— What this task involves —
Take each line containing the word "title" and copy it.

— Supplied records —
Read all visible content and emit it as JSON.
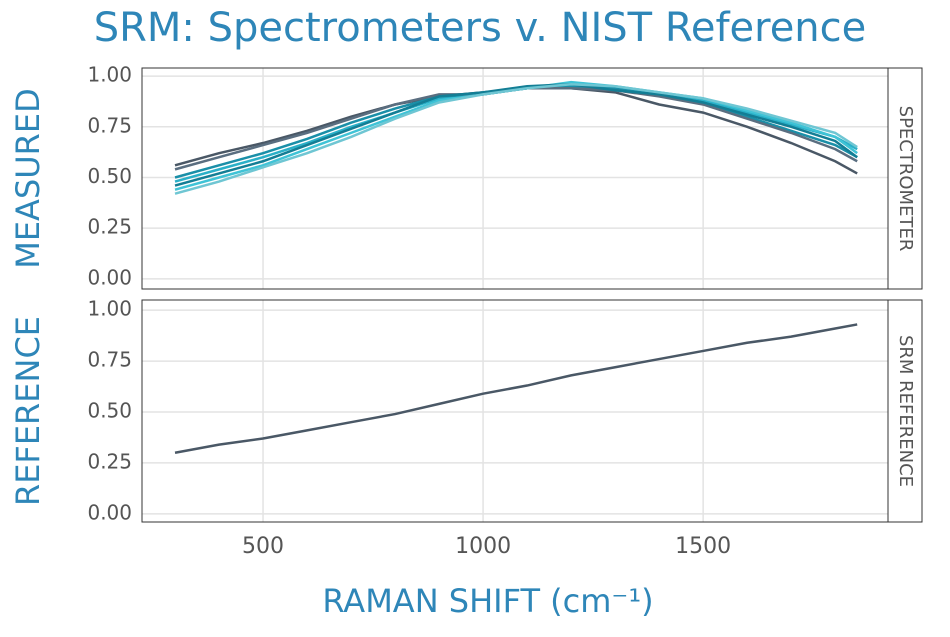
{
  "chart_data": [
    {
      "type": "line",
      "title": "SRM: Spectrometers v. NIST Reference",
      "ylabel": "MEASURED",
      "strip_label": "SPECTROMETER",
      "x": [
        300,
        400,
        500,
        600,
        700,
        800,
        900,
        1000,
        1100,
        1200,
        1300,
        1400,
        1500,
        1600,
        1700,
        1800,
        1850
      ],
      "xlim": [
        225,
        1920
      ],
      "xticks": [
        500,
        1000,
        1500
      ],
      "ylim": [
        -0.05,
        1.04
      ],
      "yticks": [
        {
          "value": 0,
          "label": "0.00"
        },
        0.25,
        {
          "value": 0.5,
          "label": "0.50"
        },
        0.75,
        {
          "value": 1,
          "label": "1.00"
        }
      ],
      "grid": true,
      "series": [
        {
          "color": "#4a5866",
          "values": [
            0.56,
            0.62,
            0.67,
            0.73,
            0.8,
            0.86,
            0.9,
            0.92,
            0.94,
            0.94,
            0.92,
            0.86,
            0.82,
            0.75,
            0.67,
            0.58,
            0.52
          ]
        },
        {
          "color": "#2ab0c8",
          "values": [
            0.48,
            0.54,
            0.6,
            0.67,
            0.75,
            0.82,
            0.89,
            0.92,
            0.94,
            0.96,
            0.94,
            0.91,
            0.88,
            0.82,
            0.76,
            0.7,
            0.64
          ]
        },
        {
          "color": "#1a8fa8",
          "values": [
            0.5,
            0.56,
            0.62,
            0.69,
            0.77,
            0.84,
            0.9,
            0.91,
            0.94,
            0.95,
            0.94,
            0.91,
            0.87,
            0.8,
            0.73,
            0.66,
            0.6
          ]
        },
        {
          "color": "#5a6e80",
          "values": [
            0.54,
            0.6,
            0.66,
            0.72,
            0.79,
            0.86,
            0.91,
            0.91,
            0.94,
            0.94,
            0.93,
            0.9,
            0.86,
            0.79,
            0.72,
            0.64,
            0.58
          ]
        },
        {
          "color": "#3fc3d6",
          "values": [
            0.44,
            0.5,
            0.56,
            0.64,
            0.72,
            0.8,
            0.88,
            0.91,
            0.94,
            0.97,
            0.95,
            0.92,
            0.89,
            0.83,
            0.77,
            0.7,
            0.62
          ]
        },
        {
          "color": "#137e95",
          "values": [
            0.46,
            0.52,
            0.58,
            0.66,
            0.74,
            0.82,
            0.9,
            0.92,
            0.95,
            0.96,
            0.93,
            0.91,
            0.87,
            0.81,
            0.75,
            0.68,
            0.6
          ]
        },
        {
          "color": "#6fc6d3",
          "values": [
            0.42,
            0.48,
            0.55,
            0.62,
            0.7,
            0.79,
            0.87,
            0.91,
            0.94,
            0.96,
            0.95,
            0.92,
            0.89,
            0.84,
            0.78,
            0.72,
            0.65
          ]
        }
      ]
    },
    {
      "type": "line",
      "ylabel": "REFERENCE",
      "strip_label": "SRM REFERENCE",
      "xlabel": "RAMAN SHIFT (cm⁻¹)",
      "x": [
        300,
        400,
        500,
        600,
        700,
        800,
        900,
        1000,
        1100,
        1200,
        1300,
        1400,
        1500,
        1600,
        1700,
        1800,
        1850
      ],
      "xlim": [
        225,
        1920
      ],
      "xticks": [
        500,
        1000,
        1500
      ],
      "ylim": [
        -0.04,
        1.05
      ],
      "yticks": [
        {
          "value": 0,
          "label": "0.00"
        },
        0.25,
        {
          "value": 0.5,
          "label": "0.50"
        },
        0.75,
        {
          "value": 1,
          "label": "1.00"
        }
      ],
      "grid": true,
      "series": [
        {
          "color": "#4a5866",
          "values": [
            0.3,
            0.34,
            0.37,
            0.41,
            0.45,
            0.49,
            0.54,
            0.59,
            0.63,
            0.68,
            0.72,
            0.76,
            0.8,
            0.84,
            0.87,
            0.91,
            0.93
          ]
        }
      ]
    }
  ]
}
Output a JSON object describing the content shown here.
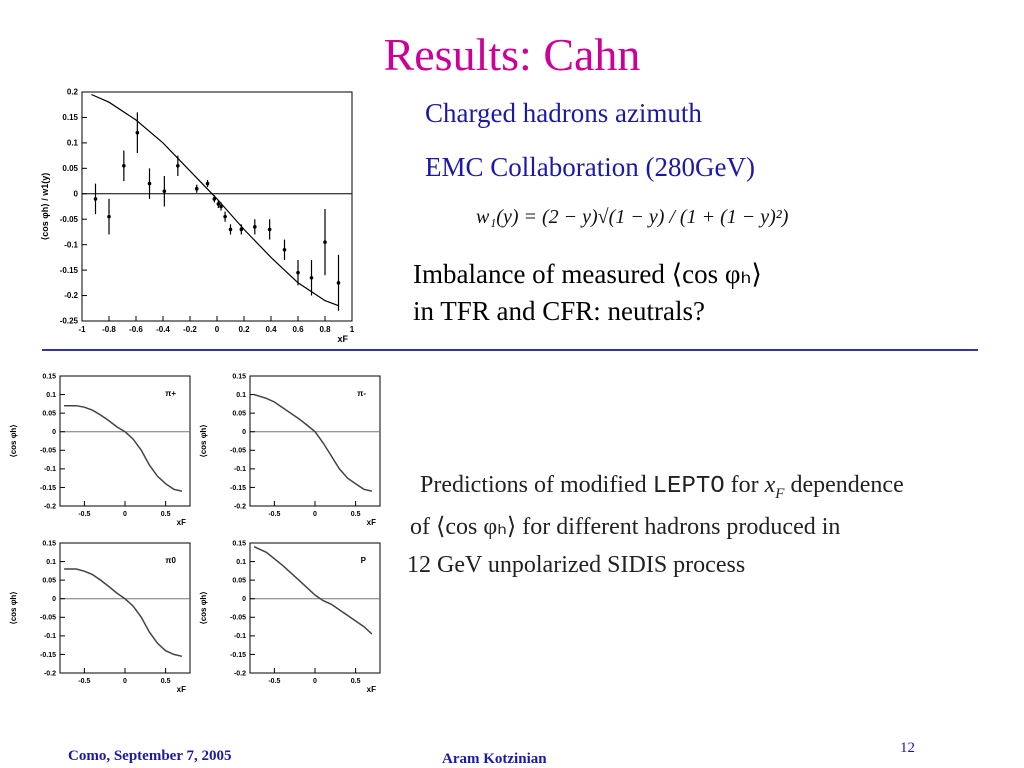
{
  "slide": {
    "title": "Results: Cahn",
    "text_charged": "Charged hadrons azimuth",
    "text_emc": "EMC Collaboration (280GeV)",
    "formula": "w₁(y) = (2 − y)√(1 − y) / (1 + (1 − y)²)",
    "imbalance_line1": "Imbalance of measured ⟨cos φₕ⟩",
    "imbalance_line2": "in TFR and CFR: neutrals?",
    "pred_line1_a": "Predictions of modified ",
    "pred_line1_b": "LEPTO",
    "pred_line1_c": " for ",
    "pred_line1_d": "x",
    "pred_line1_e": "F",
    "pred_line1_f": " dependence",
    "pred_line2": "of ⟨cos φₕ⟩ for different hadrons produced in",
    "pred_line3": "12 GeV unpolarized SIDIS process",
    "footer_left": "Como, September 7,  2005",
    "footer_center": "Aram Kotzinian",
    "page_number": "12"
  },
  "chart_data": [
    {
      "type": "scatter",
      "title": "",
      "xlabel": "xF",
      "ylabel": "⟨cos φh⟩ / w1(y)",
      "xlim": [
        -1,
        1
      ],
      "ylim": [
        -0.25,
        0.2
      ],
      "xticks": [
        "-1",
        "-0.8",
        "-0.6",
        "-0.4",
        "-0.2",
        "0",
        "0.2",
        "0.4",
        "0.6",
        "0.8",
        "1"
      ],
      "yticks": [
        "-0.25",
        "-0.2",
        "-0.15",
        "-0.1",
        "-0.05",
        "0",
        "0.05",
        "0.1",
        "0.15",
        "0.2"
      ],
      "points": [
        {
          "x": -0.9,
          "y": -0.01,
          "err": 0.03
        },
        {
          "x": -0.8,
          "y": -0.045,
          "err": 0.035
        },
        {
          "x": -0.69,
          "y": 0.055,
          "err": 0.03
        },
        {
          "x": -0.59,
          "y": 0.12,
          "err": 0.04
        },
        {
          "x": -0.5,
          "y": 0.02,
          "err": 0.03
        },
        {
          "x": -0.39,
          "y": 0.005,
          "err": 0.03
        },
        {
          "x": -0.29,
          "y": 0.055,
          "err": 0.02
        },
        {
          "x": -0.15,
          "y": 0.01,
          "err": 0.008
        },
        {
          "x": -0.07,
          "y": 0.02,
          "err": 0.007
        },
        {
          "x": -0.02,
          "y": -0.01,
          "err": 0.007
        },
        {
          "x": 0.01,
          "y": -0.02,
          "err": 0.008
        },
        {
          "x": 0.03,
          "y": -0.025,
          "err": 0.008
        },
        {
          "x": 0.06,
          "y": -0.045,
          "err": 0.01
        },
        {
          "x": 0.1,
          "y": -0.07,
          "err": 0.01
        },
        {
          "x": 0.18,
          "y": -0.07,
          "err": 0.01
        },
        {
          "x": 0.28,
          "y": -0.065,
          "err": 0.015
        },
        {
          "x": 0.39,
          "y": -0.07,
          "err": 0.02
        },
        {
          "x": 0.5,
          "y": -0.11,
          "err": 0.02
        },
        {
          "x": 0.6,
          "y": -0.155,
          "err": 0.025
        },
        {
          "x": 0.7,
          "y": -0.165,
          "err": 0.035
        },
        {
          "x": 0.8,
          "y": -0.095,
          "err": 0.065
        },
        {
          "x": 0.9,
          "y": -0.175,
          "err": 0.055
        }
      ],
      "curve": [
        {
          "x": -0.93,
          "y": 0.195
        },
        {
          "x": -0.8,
          "y": 0.18
        },
        {
          "x": -0.6,
          "y": 0.145
        },
        {
          "x": -0.4,
          "y": 0.1
        },
        {
          "x": -0.2,
          "y": 0.045
        },
        {
          "x": 0,
          "y": -0.01
        },
        {
          "x": 0.2,
          "y": -0.07
        },
        {
          "x": 0.4,
          "y": -0.125
        },
        {
          "x": 0.6,
          "y": -0.175
        },
        {
          "x": 0.8,
          "y": -0.21
        },
        {
          "x": 0.9,
          "y": -0.22
        }
      ]
    },
    {
      "type": "line",
      "label": "π+",
      "xlabel": "xF",
      "ylabel": "⟨cos φh⟩",
      "xlim": [
        -0.8,
        0.8
      ],
      "ylim": [
        -0.2,
        0.15
      ],
      "xticks": [
        "-0.5",
        "0",
        "0.5"
      ],
      "yticks": [
        "-0.2",
        "-0.15",
        "-0.1",
        "-0.05",
        "0",
        "0.05",
        "0.1",
        "0.15"
      ],
      "x": [
        -0.75,
        -0.6,
        -0.5,
        -0.4,
        -0.3,
        -0.2,
        -0.1,
        0.0,
        0.1,
        0.2,
        0.3,
        0.4,
        0.5,
        0.6,
        0.7
      ],
      "y": [
        0.07,
        0.07,
        0.066,
        0.058,
        0.045,
        0.03,
        0.013,
        0.0,
        -0.02,
        -0.05,
        -0.09,
        -0.12,
        -0.14,
        -0.155,
        -0.16
      ]
    },
    {
      "type": "line",
      "label": "π-",
      "xlabel": "xF",
      "ylabel": "⟨cos φh⟩",
      "xlim": [
        -0.8,
        0.8
      ],
      "ylim": [
        -0.2,
        0.15
      ],
      "xticks": [
        "-0.5",
        "0",
        "0.5"
      ],
      "yticks": [
        "-0.2",
        "-0.15",
        "-0.1",
        "-0.05",
        "0",
        "0.05",
        "0.1",
        "0.15"
      ],
      "x": [
        -0.75,
        -0.6,
        -0.5,
        -0.4,
        -0.3,
        -0.2,
        -0.1,
        0.0,
        0.1,
        0.2,
        0.3,
        0.4,
        0.5,
        0.6,
        0.7
      ],
      "y": [
        0.1,
        0.09,
        0.08,
        0.065,
        0.05,
        0.035,
        0.018,
        0.0,
        -0.03,
        -0.065,
        -0.1,
        -0.125,
        -0.14,
        -0.155,
        -0.16
      ]
    },
    {
      "type": "line",
      "label": "π0",
      "xlabel": "xF",
      "ylabel": "⟨cos φh⟩",
      "xlim": [
        -0.8,
        0.8
      ],
      "ylim": [
        -0.2,
        0.15
      ],
      "xticks": [
        "-0.5",
        "0",
        "0.5"
      ],
      "yticks": [
        "-0.2",
        "-0.15",
        "-0.1",
        "-0.05",
        "0",
        "0.05",
        "0.1",
        "0.15"
      ],
      "x": [
        -0.75,
        -0.6,
        -0.5,
        -0.4,
        -0.3,
        -0.2,
        -0.1,
        0.0,
        0.1,
        0.2,
        0.3,
        0.4,
        0.5,
        0.6,
        0.7
      ],
      "y": [
        0.08,
        0.08,
        0.074,
        0.065,
        0.05,
        0.033,
        0.015,
        0.0,
        -0.02,
        -0.05,
        -0.09,
        -0.12,
        -0.14,
        -0.15,
        -0.155
      ]
    },
    {
      "type": "line",
      "label": "P",
      "xlabel": "xF",
      "ylabel": "⟨cos φh⟩",
      "xlim": [
        -0.8,
        0.8
      ],
      "ylim": [
        -0.2,
        0.15
      ],
      "xticks": [
        "-0.5",
        "0",
        "0.5"
      ],
      "yticks": [
        "-0.2",
        "-0.15",
        "-0.1",
        "-0.05",
        "0",
        "0.05",
        "0.1",
        "0.15"
      ],
      "x": [
        -0.75,
        -0.6,
        -0.4,
        -0.2,
        0.0,
        0.1,
        0.2,
        0.4,
        0.6,
        0.7
      ],
      "y": [
        0.14,
        0.125,
        0.09,
        0.05,
        0.01,
        -0.005,
        -0.015,
        -0.045,
        -0.075,
        -0.095
      ]
    }
  ]
}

— Final result —
      "title": "SRM: Spectrometers v. NIST Reference",
    "title": "Results: Cahn",
      "title": "",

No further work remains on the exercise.